Every entry that follows should be repeated exactly; drop the images.

Collected data entries
=======

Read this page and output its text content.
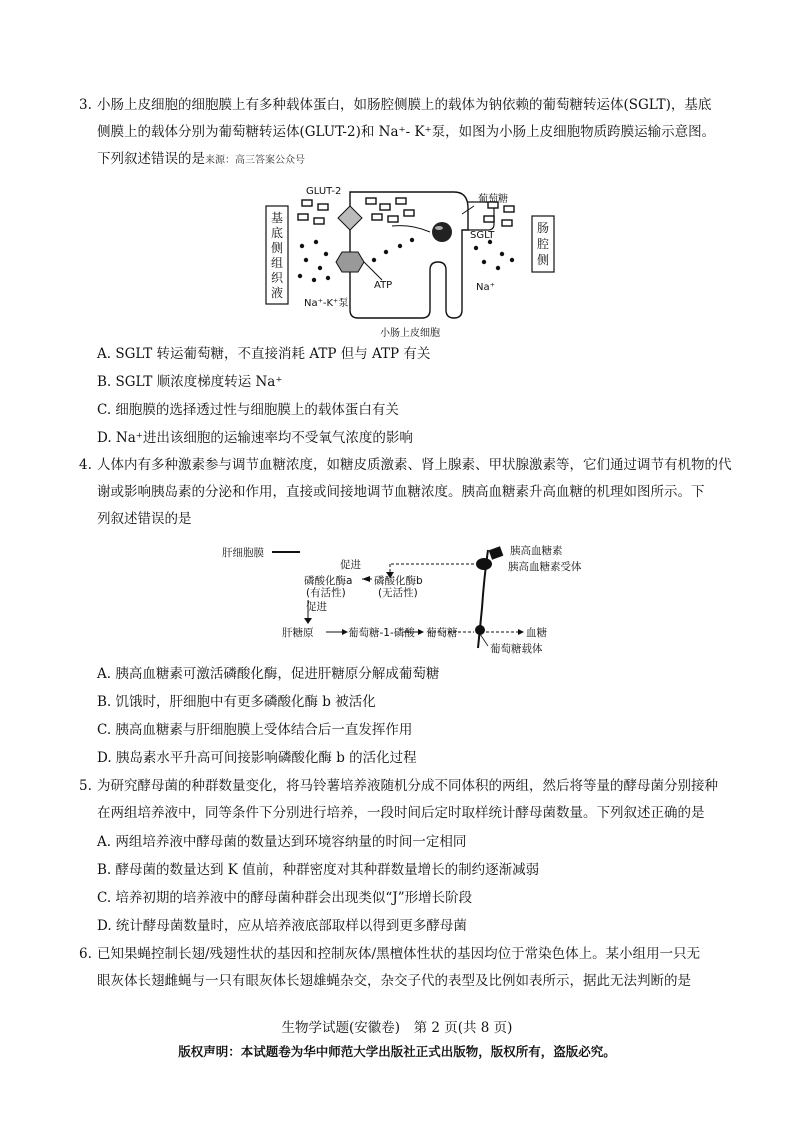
3. 小肠上皮细胞的细胞膜上有多种载体蛋白，如肠腔侧膜上的载体为钠依赖的葡萄糖转运体(SGLT)，基底

侧膜上的载体分别为葡萄糖转运体(GLUT-2)和 Na⁺- K⁺泵，如图为小肠上皮细胞物质跨膜运输示意图。

下列叙述错误的是来源：高三答案公众号

基
底
侧
组
织
液
肠
腔
侧
GLUT-2
葡萄糖
SGLT
ATP
Na⁺-K⁺泵
Na⁺
小肠上皮细胞
A. SGLT 转运葡萄糖，不直接消耗 ATP 但与 ATP 有关
B. SGLT 顺浓度梯度转运 Na⁺
C. 细胞膜的选择透过性与细胞膜上的载体蛋白有关
D. Na⁺进出该细胞的运输速率均不受氧气浓度的影响
4. 人体内有多种激素参与调节血糖浓度，如糖皮质激素、肾上腺素、甲状腺激素等，它们通过调节有机物的代

谢或影响胰岛素的分泌和作用，直接或间接地调节血糖浓度。胰高血糖素升高血糖的机理如图所示。下

列叙述错误的是

肝细胞膜	胰高血糖素
胰高血糖素受体
促进
磷酸化酶a
(有活性)
磷酸化酶b
(无活性)
促进
肝糖原	葡萄糖-1-磷酸 葡萄糖	血糖
葡萄糖载体
A. 胰高血糖素可激活磷酸化酶，促进肝糖原分解成葡萄糖
B. 饥饿时，肝细胞中有更多磷酸化酶 b 被活化
C. 胰高血糖素与肝细胞膜上受体结合后一直发挥作用
D. 胰岛素水平升高可间接影响磷酸化酶 b 的活化过程
5. 为研究酵母菌的种群数量变化，将马铃薯培养液随机分成不同体积的两组，然后将等量的酵母菌分别接种

在两组培养液中，同等条件下分别进行培养，一段时间后定时取样统计酵母菌数量。下列叙述正确的是

A. 两组培养液中酵母菌的数量达到环境容纳量的时间一定相同
B. 酵母菌的数量达到 K 值前，种群密度对其种群数量增长的制约逐渐减弱
C. 培养初期的培养液中的酵母菌种群会出现类似“J”形增长阶段
D. 统计酵母菌数量时，应从培养液底部取样以得到更多酵母菌
6. 已知果蝇控制长翅/残翅性状的基因和控制灰体/黑檀体性状的基因均位于常染色体上。某小组用一只无

眼灰体长翅雌蝇与一只有眼灰体长翅雄蝇杂交，杂交子代的表型及比例如表所示，据此无法判断的是

生物学试题(安徽卷)　第 2 页(共 8 页)
版权声明：本试题卷为华中师范大学出版社正式出版物，版权所有，盗版必究。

=======

> [THE OUTPUT]
Read this page and output its text content.
3. 小肠上皮细胞的细胞膜上有多种载体蛋白，如肠腔侧膜上的载体为钠依赖的葡萄糖转运体(SGLT)，基底

侧膜上的载体分别为葡萄糖转运体(GLUT-2)和 Na⁺- K⁺泵，如图为小肠上皮细胞物质跨膜运输示意图。

下列叙述错误的是来源：高三答案公众号

基
底
侧
组
织
液
肠
腔
侧
GLUT-2
葡萄糖
SGLT
ATP
Na⁺-K⁺泵
Na⁺
小肠上皮细胞
A. SGLT 转运葡萄糖，不直接消耗 ATP 但与 ATP 有关
B. SGLT 顺浓度梯度转运 Na⁺
C. 细胞膜的选择透过性与细胞膜上的载体蛋白有关
D. Na⁺进出该细胞的运输速率均不受氧气浓度的影响
4. 人体内有多种激素参与调节血糖浓度，如糖皮质激素、肾上腺素、甲状腺激素等，它们通过调节有机物的代

谢或影响胰岛素的分泌和作用，直接或间接地调节血糖浓度。胰高血糖素升高血糖的机理如图所示。下

列叙述错误的是

肝细胞膜	胰高血糖素
胰高血糖素受体
促进
磷酸化酶a
(有活性)
磷酸化酶b
(无活性)
促进
肝糖原	葡萄糖-1-磷酸 葡萄糖	血糖
葡萄糖载体
A. 胰高血糖素可激活磷酸化酶，促进肝糖原分解成葡萄糖
B. 饥饿时，肝细胞中有更多磷酸化酶 b 被活化
C. 胰高血糖素与肝细胞膜上受体结合后一直发挥作用
D. 胰岛素水平升高可间接影响磷酸化酶 b 的活化过程
5. 为研究酵母菌的种群数量变化，将马铃薯培养液随机分成不同体积的两组，然后将等量的酵母菌分别接种

在两组培养液中，同等条件下分别进行培养，一段时间后定时取样统计酵母菌数量。下列叙述正确的是

A. 两组培养液中酵母菌的数量达到环境容纳量的时间一定相同
B. 酵母菌的数量达到 K 值前，种群密度对其种群数量增长的制约逐渐减弱
C. 培养初期的培养液中的酵母菌种群会出现类似“J”形增长阶段
D. 统计酵母菌数量时，应从培养液底部取样以得到更多酵母菌
6. 已知果蝇控制长翅/残翅性状的基因和控制灰体/黑檀体性状的基因均位于常染色体上。某小组用一只无

眼灰体长翅雌蝇与一只有眼灰体长翅雄蝇杂交，杂交子代的表型及比例如表所示，据此无法判断的是

生物学试题(安徽卷)　第 2 页(共 8 页)
版权声明：本试题卷为华中师范大学出版社正式出版物，版权所有，盗版必究。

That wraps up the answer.